━━━ TASK MATERIAL

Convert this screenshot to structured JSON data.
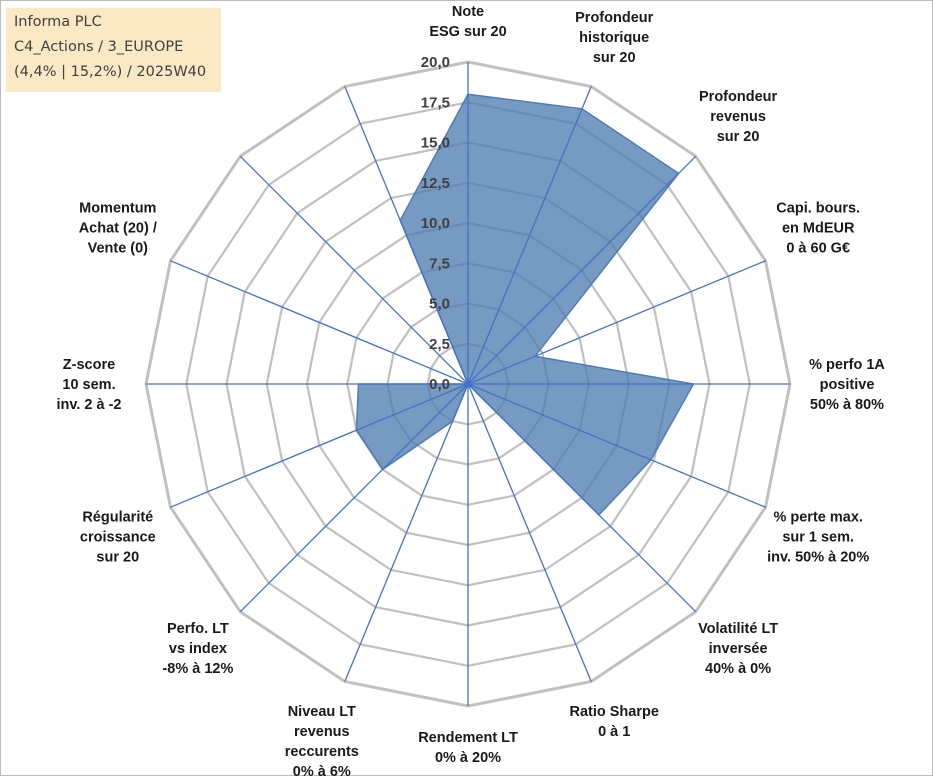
{
  "header": {
    "line1": "Informa PLC",
    "line2": "C4_Actions / 3_EUROPE",
    "line3": "(4,4% | 15,2%) / 2025W40"
  },
  "chart_data": {
    "type": "radar",
    "rmin": 0,
    "rmax": 20,
    "ticks": [
      "0,0",
      "2,5",
      "5,0",
      "7,5",
      "10,0",
      "12,5",
      "15,0",
      "17,5",
      "20,0"
    ],
    "tick_values": [
      0,
      2.5,
      5,
      7.5,
      10,
      12.5,
      15,
      17.5,
      20
    ],
    "series": [
      {
        "name": "Informa PLC",
        "color": "#4f7db1",
        "values": [
          18,
          18.5,
          18.5,
          4.5,
          14,
          12.3,
          11.5,
          0,
          0,
          2.5,
          7.5,
          7.5,
          6.8,
          0,
          0,
          11
        ]
      }
    ],
    "categories": [
      [
        "Note",
        "ESG sur 20"
      ],
      [
        "Profondeur",
        "historique",
        "sur 20"
      ],
      [
        "Profondeur",
        "revenus",
        "sur 20"
      ],
      [
        "Capi. bours.",
        "en MdEUR",
        "0 à 60 G€"
      ],
      [
        "% perfo 1A",
        "positive",
        "50% à 80%"
      ],
      [
        "% perte max.",
        "sur 1 sem.",
        "inv. 50% à 20%"
      ],
      [
        "Volatilité LT",
        "inversée",
        "40% à 0%"
      ],
      [
        "Ratio Sharpe",
        "0 à 1"
      ],
      [
        "Rendement LT",
        "0% à 20%"
      ],
      [
        "Niveau LT",
        "revenus",
        "reccurents",
        "0% à 6%"
      ],
      [
        "Perfo. LT",
        "vs index",
        "-8% à 12%"
      ],
      [
        "Régularité",
        "croissance",
        "sur 20"
      ],
      [
        "Z-score",
        "10 sem.",
        "inv. 2 à -2"
      ],
      [
        "Momentum",
        "Achat (20) /",
        "Vente (0)"
      ],
      [],
      []
    ],
    "grid_color": "#c0c0c0",
    "spoke_color": "#4472c4"
  }
}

━━━━━━

-- WHAT IS BEING ASKED --
Retype all the records shown above, character for character. Omit every picture.

-- EXERCISE RESULT --
Convert this screenshot to structured JSON data.
{
  "header": {
    "line1": "Informa PLC",
    "line2": "C4_Actions / 3_EUROPE",
    "line3": "(4,4% | 15,2%) / 2025W40"
  },
  "chart_data": {
    "type": "radar",
    "rmin": 0,
    "rmax": 20,
    "ticks": [
      "0,0",
      "2,5",
      "5,0",
      "7,5",
      "10,0",
      "12,5",
      "15,0",
      "17,5",
      "20,0"
    ],
    "tick_values": [
      0,
      2.5,
      5,
      7.5,
      10,
      12.5,
      15,
      17.5,
      20
    ],
    "series": [
      {
        "name": "Informa PLC",
        "color": "#4f7db1",
        "values": [
          18,
          18.5,
          18.5,
          4.5,
          14,
          12.3,
          11.5,
          0,
          0,
          2.5,
          7.5,
          7.5,
          6.8,
          0,
          0,
          11
        ]
      }
    ],
    "categories": [
      [
        "Note",
        "ESG sur 20"
      ],
      [
        "Profondeur",
        "historique",
        "sur 20"
      ],
      [
        "Profondeur",
        "revenus",
        "sur 20"
      ],
      [
        "Capi. bours.",
        "en MdEUR",
        "0 à 60 G€"
      ],
      [
        "% perfo 1A",
        "positive",
        "50% à 80%"
      ],
      [
        "% perte max.",
        "sur 1 sem.",
        "inv. 50% à 20%"
      ],
      [
        "Volatilité LT",
        "inversée",
        "40% à 0%"
      ],
      [
        "Ratio Sharpe",
        "0 à 1"
      ],
      [
        "Rendement LT",
        "0% à 20%"
      ],
      [
        "Niveau LT",
        "revenus",
        "reccurents",
        "0% à 6%"
      ],
      [
        "Perfo. LT",
        "vs index",
        "-8% à 12%"
      ],
      [
        "Régularité",
        "croissance",
        "sur 20"
      ],
      [
        "Z-score",
        "10 sem.",
        "inv. 2 à -2"
      ],
      [
        "Momentum",
        "Achat (20) /",
        "Vente (0)"
      ],
      [],
      []
    ],
    "grid_color": "#c0c0c0",
    "spoke_color": "#4472c4"
  }
}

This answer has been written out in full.